### SHORT PROBLEM
Which lines contain the string "object"? Please list every one of them.

[Figure record extracts]
* START *
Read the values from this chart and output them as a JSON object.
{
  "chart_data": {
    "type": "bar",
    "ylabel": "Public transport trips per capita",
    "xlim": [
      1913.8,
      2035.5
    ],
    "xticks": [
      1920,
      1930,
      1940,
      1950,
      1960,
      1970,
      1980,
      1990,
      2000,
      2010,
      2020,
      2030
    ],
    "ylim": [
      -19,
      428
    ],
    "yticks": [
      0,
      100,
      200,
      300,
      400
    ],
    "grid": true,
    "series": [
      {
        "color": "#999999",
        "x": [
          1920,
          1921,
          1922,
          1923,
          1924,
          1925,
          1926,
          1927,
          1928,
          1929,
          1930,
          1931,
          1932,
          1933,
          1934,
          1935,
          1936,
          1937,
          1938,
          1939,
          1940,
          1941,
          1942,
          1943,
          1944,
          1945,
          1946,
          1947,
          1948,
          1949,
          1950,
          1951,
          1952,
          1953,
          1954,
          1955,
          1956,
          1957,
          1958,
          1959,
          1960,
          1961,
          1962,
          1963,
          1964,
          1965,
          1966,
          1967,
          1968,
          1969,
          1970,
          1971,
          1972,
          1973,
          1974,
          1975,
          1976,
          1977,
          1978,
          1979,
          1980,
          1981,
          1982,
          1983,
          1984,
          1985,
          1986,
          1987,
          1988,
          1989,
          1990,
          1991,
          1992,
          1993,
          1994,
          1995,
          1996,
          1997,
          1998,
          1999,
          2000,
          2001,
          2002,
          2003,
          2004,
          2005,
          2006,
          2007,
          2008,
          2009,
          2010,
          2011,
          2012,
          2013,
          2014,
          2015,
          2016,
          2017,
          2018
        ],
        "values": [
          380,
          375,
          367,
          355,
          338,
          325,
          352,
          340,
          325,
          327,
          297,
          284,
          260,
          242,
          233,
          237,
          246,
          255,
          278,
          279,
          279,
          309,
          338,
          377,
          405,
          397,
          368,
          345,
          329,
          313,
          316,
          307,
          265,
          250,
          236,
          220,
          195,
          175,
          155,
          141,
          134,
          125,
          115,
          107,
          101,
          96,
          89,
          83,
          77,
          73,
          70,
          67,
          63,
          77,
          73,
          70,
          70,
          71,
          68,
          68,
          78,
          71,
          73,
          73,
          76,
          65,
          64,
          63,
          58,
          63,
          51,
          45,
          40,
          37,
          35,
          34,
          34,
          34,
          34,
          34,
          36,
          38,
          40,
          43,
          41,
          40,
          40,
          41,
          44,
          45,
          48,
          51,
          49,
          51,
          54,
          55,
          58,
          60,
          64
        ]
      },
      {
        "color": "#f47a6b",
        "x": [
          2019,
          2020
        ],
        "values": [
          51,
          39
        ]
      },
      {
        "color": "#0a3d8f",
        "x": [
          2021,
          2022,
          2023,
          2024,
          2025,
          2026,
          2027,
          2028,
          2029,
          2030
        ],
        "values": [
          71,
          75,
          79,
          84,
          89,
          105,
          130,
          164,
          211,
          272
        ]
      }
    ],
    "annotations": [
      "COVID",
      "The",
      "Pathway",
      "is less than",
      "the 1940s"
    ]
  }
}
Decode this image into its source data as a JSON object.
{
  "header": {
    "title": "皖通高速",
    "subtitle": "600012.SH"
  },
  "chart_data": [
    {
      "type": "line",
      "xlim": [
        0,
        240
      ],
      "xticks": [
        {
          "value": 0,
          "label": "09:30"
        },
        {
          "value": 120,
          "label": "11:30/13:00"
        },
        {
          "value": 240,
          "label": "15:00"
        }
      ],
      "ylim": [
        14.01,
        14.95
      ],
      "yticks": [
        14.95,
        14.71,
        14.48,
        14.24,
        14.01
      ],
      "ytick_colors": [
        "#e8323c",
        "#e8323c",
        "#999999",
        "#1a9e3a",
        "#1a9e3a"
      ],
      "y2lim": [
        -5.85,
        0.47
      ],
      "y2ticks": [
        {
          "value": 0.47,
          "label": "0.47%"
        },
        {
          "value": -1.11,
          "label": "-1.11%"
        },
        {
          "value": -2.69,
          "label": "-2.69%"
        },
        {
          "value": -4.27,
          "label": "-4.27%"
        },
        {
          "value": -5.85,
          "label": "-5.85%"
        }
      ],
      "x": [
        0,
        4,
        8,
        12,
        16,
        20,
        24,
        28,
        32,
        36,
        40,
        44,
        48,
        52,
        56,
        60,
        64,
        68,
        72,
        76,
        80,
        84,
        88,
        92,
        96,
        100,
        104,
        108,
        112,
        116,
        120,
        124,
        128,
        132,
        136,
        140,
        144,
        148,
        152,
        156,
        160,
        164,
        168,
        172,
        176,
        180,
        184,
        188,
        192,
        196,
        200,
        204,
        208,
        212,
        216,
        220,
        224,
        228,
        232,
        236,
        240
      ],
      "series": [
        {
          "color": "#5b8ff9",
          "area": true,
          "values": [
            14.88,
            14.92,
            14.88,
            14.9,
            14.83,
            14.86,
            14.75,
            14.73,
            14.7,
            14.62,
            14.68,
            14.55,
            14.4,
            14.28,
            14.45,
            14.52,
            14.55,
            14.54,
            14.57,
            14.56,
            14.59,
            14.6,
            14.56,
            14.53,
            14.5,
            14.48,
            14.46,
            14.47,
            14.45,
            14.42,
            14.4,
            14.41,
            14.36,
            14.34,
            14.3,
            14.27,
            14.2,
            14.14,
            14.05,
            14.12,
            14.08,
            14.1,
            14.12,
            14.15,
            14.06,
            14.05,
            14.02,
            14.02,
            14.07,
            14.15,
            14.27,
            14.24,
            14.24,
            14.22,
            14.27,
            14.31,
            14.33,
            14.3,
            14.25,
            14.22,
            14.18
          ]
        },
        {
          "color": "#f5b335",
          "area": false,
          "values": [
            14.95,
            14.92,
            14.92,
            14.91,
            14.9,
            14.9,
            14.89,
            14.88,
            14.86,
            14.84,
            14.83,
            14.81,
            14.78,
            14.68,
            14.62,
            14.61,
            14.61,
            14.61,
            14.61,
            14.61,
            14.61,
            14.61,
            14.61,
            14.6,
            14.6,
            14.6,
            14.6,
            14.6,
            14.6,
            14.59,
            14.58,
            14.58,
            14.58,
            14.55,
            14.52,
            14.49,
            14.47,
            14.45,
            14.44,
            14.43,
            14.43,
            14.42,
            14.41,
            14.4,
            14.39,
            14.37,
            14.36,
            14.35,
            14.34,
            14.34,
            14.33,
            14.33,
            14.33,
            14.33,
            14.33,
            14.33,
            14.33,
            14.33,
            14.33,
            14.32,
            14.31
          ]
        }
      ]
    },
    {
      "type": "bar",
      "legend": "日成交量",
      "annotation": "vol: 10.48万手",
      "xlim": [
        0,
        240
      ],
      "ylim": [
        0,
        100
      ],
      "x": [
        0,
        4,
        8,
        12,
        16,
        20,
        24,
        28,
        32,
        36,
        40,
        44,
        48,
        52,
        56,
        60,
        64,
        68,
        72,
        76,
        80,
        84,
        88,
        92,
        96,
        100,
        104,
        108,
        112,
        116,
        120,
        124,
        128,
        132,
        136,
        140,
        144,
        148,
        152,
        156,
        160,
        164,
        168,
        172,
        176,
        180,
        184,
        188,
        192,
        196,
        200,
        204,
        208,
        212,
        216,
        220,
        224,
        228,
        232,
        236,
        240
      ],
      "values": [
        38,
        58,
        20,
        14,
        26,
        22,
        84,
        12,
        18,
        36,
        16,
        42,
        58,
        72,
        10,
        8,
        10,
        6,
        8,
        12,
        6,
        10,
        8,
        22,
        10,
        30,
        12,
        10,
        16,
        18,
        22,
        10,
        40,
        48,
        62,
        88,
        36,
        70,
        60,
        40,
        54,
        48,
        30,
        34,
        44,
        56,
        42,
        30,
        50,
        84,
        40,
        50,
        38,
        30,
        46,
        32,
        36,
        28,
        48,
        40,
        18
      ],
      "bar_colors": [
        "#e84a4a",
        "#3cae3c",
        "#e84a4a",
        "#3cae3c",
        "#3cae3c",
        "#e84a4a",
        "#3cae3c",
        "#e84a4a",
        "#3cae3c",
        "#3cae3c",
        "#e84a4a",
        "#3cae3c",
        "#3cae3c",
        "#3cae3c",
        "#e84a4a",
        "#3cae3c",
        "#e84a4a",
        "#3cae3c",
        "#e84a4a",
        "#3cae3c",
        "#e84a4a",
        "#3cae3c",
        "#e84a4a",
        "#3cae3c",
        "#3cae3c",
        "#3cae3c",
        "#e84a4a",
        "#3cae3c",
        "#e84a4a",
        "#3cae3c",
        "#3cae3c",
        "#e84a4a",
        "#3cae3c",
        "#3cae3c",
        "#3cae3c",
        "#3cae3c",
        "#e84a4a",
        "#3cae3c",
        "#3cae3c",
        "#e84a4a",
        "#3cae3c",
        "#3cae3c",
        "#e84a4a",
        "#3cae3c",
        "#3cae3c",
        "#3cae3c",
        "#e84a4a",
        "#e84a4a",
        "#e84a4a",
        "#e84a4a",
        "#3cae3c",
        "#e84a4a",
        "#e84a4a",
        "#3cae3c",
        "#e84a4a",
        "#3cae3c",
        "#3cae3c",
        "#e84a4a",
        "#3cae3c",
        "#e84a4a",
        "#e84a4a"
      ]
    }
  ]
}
* END *
### RESULT FOR THIS TASK
Read the values from this chart and output them as a JSON object.
Decode this image into its source data as a JSON object.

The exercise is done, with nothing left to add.